> Work to be completed
Search the listing below for the string "dviem" and show each line that contains it.
* Begin Input for this task *
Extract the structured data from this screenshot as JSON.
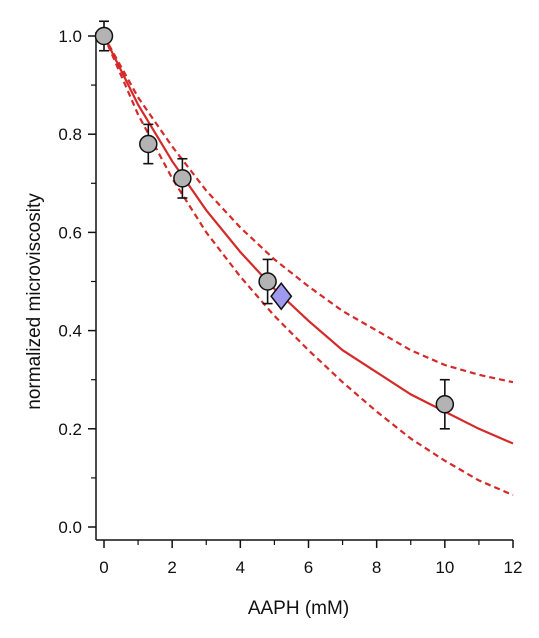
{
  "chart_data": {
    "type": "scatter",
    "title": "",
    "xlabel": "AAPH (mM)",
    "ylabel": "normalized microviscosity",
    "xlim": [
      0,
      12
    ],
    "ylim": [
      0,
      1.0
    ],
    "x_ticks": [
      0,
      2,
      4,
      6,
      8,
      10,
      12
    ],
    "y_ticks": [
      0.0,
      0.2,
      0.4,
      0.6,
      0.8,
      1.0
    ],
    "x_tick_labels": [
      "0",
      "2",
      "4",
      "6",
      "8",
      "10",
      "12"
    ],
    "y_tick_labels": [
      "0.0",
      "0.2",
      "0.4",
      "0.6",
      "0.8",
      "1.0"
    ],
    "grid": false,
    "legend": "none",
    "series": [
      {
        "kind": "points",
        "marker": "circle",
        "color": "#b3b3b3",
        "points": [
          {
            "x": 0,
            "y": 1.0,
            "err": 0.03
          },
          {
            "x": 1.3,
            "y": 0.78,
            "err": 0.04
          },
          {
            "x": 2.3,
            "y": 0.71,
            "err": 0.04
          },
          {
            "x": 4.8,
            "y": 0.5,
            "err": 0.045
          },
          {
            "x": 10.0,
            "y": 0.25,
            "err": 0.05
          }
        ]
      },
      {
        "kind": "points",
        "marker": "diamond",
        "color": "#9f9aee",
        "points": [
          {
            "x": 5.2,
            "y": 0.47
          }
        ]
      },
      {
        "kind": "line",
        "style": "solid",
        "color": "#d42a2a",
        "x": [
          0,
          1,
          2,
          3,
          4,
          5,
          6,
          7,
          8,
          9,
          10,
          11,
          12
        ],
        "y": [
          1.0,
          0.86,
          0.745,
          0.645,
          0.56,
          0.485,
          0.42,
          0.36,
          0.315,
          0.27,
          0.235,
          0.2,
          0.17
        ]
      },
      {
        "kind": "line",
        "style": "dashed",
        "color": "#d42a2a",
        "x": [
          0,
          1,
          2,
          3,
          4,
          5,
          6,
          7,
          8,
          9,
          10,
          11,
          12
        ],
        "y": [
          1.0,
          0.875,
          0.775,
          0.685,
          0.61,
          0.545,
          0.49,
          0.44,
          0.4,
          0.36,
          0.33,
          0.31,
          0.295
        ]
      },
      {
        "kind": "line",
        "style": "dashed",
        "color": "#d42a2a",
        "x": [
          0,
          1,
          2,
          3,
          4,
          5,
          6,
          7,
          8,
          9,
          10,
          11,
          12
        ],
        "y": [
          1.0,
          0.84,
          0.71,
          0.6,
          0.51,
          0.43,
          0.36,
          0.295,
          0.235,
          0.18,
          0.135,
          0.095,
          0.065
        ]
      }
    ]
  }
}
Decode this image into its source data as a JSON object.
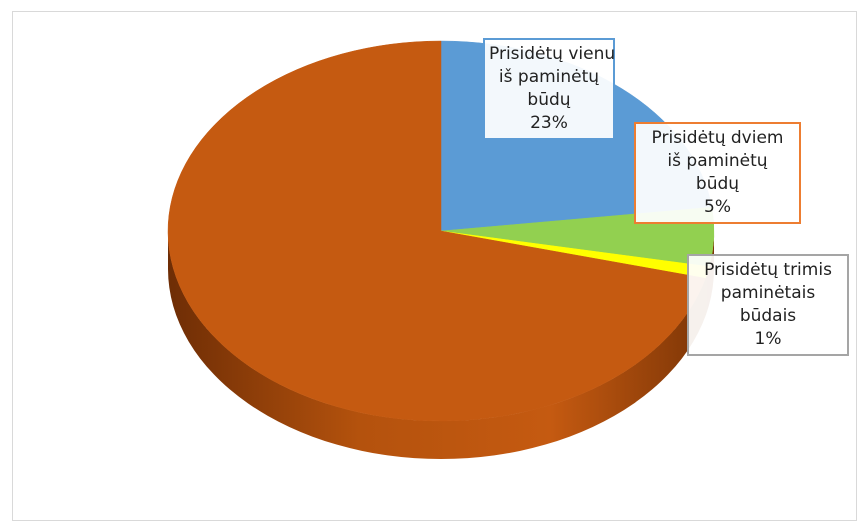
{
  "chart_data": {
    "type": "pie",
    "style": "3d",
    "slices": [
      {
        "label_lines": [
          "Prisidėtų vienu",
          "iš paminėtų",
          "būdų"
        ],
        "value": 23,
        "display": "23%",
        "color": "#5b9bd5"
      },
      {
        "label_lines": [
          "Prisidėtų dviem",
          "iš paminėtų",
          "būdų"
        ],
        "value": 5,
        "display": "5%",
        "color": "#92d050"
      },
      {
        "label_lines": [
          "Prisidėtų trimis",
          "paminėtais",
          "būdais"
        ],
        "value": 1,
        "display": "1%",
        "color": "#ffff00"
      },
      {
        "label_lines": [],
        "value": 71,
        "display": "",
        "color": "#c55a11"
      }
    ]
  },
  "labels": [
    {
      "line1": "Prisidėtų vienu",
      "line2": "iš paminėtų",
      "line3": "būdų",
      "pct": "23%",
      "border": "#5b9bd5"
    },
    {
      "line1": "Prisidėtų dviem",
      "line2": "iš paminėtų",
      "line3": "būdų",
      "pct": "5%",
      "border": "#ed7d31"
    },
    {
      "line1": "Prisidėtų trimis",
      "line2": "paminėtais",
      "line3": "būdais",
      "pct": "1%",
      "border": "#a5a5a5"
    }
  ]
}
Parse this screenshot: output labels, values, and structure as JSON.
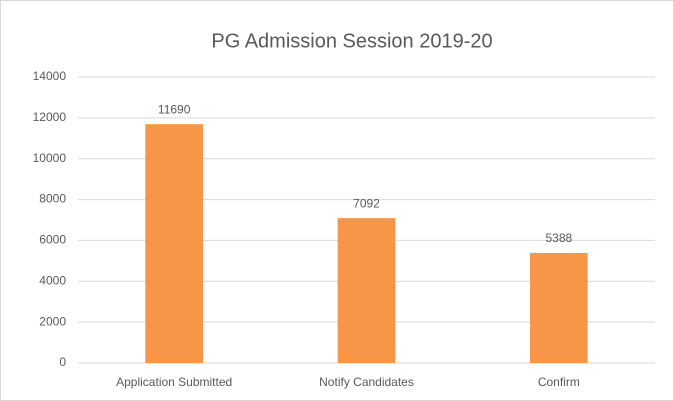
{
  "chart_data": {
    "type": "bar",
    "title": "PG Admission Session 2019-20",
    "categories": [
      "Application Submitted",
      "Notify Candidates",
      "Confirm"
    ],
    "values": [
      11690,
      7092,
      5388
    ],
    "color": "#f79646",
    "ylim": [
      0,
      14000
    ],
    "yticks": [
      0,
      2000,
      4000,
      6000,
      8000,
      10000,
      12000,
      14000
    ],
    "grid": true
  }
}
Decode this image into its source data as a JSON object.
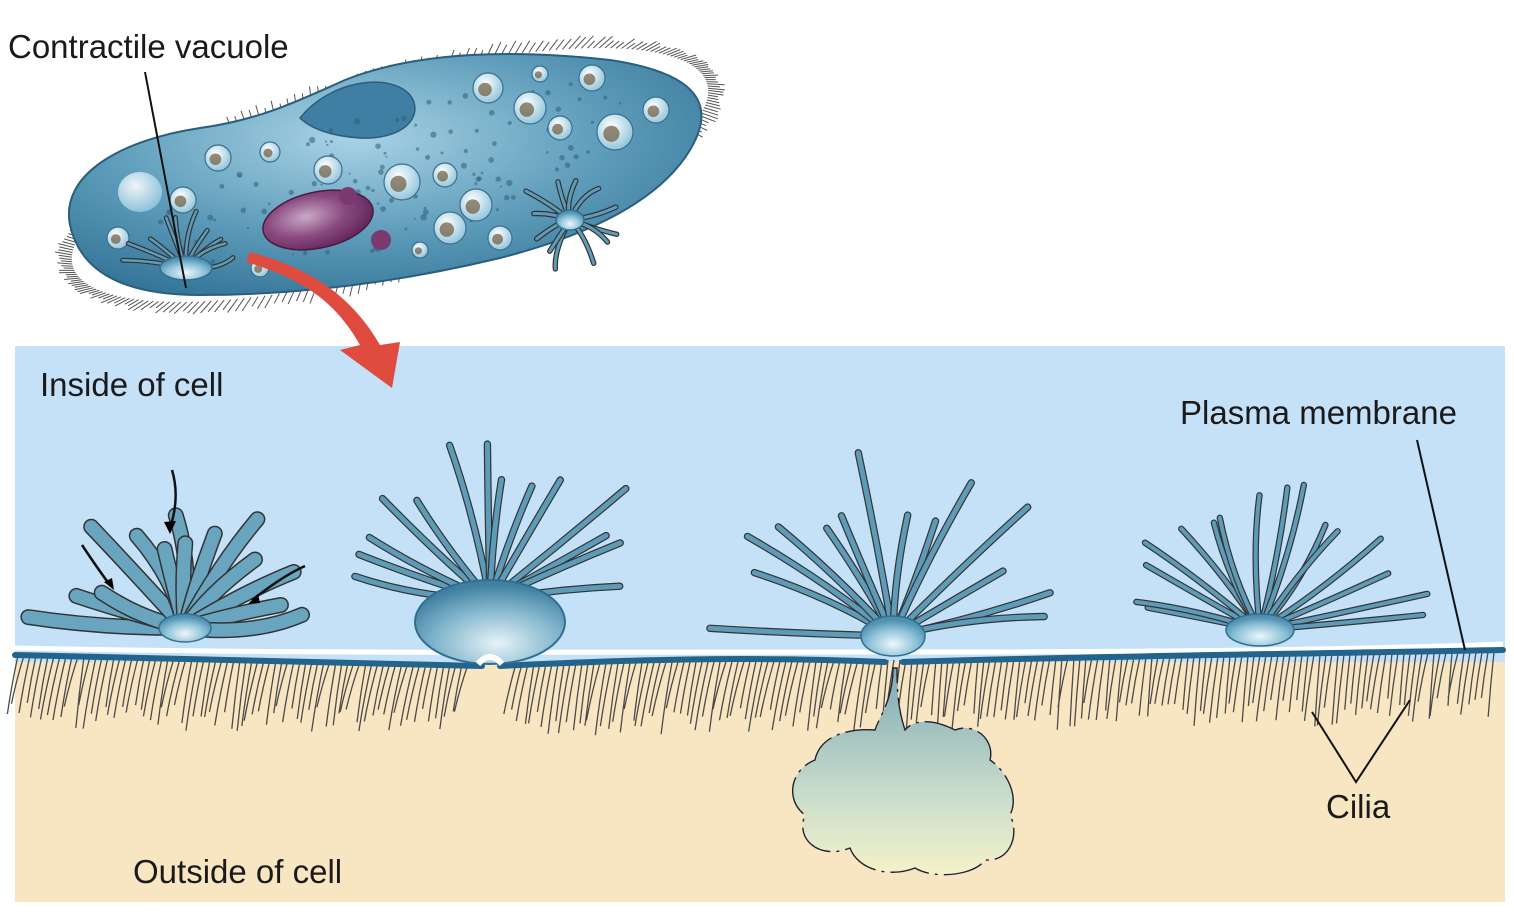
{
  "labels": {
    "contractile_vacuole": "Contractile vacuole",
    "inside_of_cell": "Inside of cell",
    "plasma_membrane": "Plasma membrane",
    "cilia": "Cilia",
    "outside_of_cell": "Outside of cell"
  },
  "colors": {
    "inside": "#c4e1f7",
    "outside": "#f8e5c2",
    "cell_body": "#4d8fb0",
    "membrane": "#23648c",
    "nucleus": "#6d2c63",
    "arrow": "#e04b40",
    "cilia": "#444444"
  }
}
* End Input for this task *
> Output of the exercise
          "Prisidėtų dviem",
      "line1": "Prisidėtų dviem",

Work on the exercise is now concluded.